Provided material:

▬▬▬▬▬▬

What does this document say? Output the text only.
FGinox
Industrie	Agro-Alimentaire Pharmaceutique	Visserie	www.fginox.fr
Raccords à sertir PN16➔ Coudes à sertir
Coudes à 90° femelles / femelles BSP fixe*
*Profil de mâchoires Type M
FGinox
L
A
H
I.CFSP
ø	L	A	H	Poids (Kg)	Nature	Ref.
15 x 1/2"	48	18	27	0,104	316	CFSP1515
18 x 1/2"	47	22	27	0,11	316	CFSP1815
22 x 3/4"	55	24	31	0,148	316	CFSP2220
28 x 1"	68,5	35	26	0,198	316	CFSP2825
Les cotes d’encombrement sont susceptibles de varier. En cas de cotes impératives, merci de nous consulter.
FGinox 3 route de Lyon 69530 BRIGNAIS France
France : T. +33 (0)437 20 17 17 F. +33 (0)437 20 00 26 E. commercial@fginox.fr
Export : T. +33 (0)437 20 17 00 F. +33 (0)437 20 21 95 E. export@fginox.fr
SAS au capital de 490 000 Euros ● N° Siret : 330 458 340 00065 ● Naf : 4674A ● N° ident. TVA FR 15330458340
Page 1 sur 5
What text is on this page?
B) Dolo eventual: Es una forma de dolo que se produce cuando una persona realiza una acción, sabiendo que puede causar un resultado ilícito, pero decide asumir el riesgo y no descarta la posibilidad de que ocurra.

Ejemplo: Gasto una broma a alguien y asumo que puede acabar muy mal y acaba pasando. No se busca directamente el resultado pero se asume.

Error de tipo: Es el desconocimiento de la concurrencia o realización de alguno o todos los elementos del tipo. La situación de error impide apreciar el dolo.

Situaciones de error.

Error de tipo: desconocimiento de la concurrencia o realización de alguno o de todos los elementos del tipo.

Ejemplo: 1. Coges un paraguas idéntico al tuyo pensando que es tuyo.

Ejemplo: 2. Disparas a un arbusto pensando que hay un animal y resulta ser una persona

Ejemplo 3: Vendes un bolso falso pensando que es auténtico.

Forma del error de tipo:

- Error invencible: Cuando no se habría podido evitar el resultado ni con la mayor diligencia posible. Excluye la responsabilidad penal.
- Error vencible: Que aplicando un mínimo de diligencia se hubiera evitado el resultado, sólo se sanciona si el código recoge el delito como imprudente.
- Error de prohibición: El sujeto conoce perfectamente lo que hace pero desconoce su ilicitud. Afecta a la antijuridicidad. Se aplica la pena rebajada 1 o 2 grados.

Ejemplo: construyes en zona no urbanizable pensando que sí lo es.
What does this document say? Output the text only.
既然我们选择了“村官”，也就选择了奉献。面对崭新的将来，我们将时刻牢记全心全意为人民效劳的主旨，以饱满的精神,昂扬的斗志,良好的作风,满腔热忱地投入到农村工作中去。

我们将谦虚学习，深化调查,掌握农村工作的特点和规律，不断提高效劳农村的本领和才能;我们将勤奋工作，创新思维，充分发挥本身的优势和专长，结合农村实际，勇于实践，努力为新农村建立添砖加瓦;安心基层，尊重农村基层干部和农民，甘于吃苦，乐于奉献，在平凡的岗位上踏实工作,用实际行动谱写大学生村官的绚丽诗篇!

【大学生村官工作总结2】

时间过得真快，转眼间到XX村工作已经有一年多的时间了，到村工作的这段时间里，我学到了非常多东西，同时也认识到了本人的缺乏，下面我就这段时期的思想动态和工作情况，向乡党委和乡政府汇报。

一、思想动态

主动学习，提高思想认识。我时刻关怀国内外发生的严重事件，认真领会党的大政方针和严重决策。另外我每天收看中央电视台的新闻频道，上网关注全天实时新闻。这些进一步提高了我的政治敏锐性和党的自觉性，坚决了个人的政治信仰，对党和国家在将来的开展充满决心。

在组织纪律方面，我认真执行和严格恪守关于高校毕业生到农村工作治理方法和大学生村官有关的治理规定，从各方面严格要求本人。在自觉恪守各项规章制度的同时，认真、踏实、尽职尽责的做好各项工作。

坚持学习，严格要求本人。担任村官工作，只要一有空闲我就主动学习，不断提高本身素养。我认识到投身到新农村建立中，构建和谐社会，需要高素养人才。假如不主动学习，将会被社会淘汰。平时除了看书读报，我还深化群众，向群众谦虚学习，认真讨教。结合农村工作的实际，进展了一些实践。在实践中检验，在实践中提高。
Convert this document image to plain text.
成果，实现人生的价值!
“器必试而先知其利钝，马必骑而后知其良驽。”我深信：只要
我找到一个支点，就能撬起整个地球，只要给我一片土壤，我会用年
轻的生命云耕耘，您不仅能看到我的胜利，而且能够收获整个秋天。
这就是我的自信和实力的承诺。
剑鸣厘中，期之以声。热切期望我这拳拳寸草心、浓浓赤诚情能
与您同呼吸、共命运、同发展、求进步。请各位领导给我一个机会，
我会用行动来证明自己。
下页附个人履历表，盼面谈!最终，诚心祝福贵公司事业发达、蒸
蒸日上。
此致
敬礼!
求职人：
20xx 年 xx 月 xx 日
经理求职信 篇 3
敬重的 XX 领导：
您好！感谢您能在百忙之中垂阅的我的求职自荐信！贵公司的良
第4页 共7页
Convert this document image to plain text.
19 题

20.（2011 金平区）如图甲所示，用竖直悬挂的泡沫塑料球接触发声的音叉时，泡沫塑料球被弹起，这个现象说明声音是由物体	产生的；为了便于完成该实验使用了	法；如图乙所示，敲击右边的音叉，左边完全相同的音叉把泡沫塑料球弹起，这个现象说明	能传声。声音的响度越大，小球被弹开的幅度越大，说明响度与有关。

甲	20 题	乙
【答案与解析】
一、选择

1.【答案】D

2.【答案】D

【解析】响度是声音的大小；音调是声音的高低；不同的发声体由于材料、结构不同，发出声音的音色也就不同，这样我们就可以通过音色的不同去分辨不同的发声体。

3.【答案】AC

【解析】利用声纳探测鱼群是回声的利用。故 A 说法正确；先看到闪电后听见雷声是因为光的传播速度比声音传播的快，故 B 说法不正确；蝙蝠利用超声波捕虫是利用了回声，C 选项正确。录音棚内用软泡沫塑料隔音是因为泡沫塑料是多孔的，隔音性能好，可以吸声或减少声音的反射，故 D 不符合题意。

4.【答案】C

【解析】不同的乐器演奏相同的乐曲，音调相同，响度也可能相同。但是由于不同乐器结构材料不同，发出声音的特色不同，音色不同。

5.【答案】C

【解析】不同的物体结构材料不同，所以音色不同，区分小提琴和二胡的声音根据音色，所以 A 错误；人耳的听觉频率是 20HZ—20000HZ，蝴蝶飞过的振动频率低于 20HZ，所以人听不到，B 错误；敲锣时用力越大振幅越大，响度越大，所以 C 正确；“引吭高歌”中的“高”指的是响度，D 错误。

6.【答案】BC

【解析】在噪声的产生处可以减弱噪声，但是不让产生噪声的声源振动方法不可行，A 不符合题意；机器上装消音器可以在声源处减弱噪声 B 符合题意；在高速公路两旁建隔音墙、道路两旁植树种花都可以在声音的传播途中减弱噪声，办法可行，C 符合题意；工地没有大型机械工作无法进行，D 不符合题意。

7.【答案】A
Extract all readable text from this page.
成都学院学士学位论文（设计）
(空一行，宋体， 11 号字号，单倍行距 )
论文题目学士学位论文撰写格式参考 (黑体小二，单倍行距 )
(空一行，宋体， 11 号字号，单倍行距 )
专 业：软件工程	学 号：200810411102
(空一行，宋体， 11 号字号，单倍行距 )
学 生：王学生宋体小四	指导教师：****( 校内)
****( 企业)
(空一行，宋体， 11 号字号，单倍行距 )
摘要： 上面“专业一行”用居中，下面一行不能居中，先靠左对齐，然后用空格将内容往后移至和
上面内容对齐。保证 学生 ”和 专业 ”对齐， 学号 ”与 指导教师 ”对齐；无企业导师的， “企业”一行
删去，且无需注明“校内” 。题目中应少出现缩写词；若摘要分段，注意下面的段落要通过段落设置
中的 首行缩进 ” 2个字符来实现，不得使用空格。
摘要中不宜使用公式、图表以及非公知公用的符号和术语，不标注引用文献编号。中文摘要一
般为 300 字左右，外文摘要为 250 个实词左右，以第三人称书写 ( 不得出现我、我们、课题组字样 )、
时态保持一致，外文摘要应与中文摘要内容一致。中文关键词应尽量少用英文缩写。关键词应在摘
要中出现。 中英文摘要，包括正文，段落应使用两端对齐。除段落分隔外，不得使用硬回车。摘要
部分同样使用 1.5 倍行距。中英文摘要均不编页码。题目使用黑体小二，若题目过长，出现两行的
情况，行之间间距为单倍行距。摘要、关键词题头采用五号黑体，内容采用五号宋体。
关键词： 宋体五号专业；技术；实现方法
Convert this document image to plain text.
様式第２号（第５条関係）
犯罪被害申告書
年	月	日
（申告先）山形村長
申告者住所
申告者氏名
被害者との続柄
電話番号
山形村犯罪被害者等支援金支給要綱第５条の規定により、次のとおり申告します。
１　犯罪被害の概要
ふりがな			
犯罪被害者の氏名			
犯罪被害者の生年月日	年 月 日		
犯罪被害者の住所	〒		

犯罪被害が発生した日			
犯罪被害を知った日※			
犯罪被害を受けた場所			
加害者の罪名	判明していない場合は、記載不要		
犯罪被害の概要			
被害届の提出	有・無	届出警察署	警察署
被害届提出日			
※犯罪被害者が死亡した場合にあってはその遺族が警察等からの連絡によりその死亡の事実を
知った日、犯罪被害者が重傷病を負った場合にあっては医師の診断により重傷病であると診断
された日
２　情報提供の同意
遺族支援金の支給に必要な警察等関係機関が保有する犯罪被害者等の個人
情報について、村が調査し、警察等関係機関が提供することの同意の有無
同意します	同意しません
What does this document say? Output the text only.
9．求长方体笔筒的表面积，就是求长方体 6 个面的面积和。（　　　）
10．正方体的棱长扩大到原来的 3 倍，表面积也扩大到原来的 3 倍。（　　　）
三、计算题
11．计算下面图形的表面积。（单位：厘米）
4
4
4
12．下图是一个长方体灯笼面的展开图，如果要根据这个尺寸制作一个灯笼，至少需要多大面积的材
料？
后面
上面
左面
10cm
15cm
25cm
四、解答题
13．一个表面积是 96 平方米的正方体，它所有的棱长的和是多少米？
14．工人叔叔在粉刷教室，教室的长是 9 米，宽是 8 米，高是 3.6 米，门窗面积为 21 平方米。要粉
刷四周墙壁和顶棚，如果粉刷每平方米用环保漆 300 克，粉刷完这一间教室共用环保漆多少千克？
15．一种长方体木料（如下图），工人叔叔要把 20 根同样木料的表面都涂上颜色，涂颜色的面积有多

▬▬▬▬▬▬

What to produce: Report how many lines in these entries contain "不符合题意". Answer with the number only.

Response: 2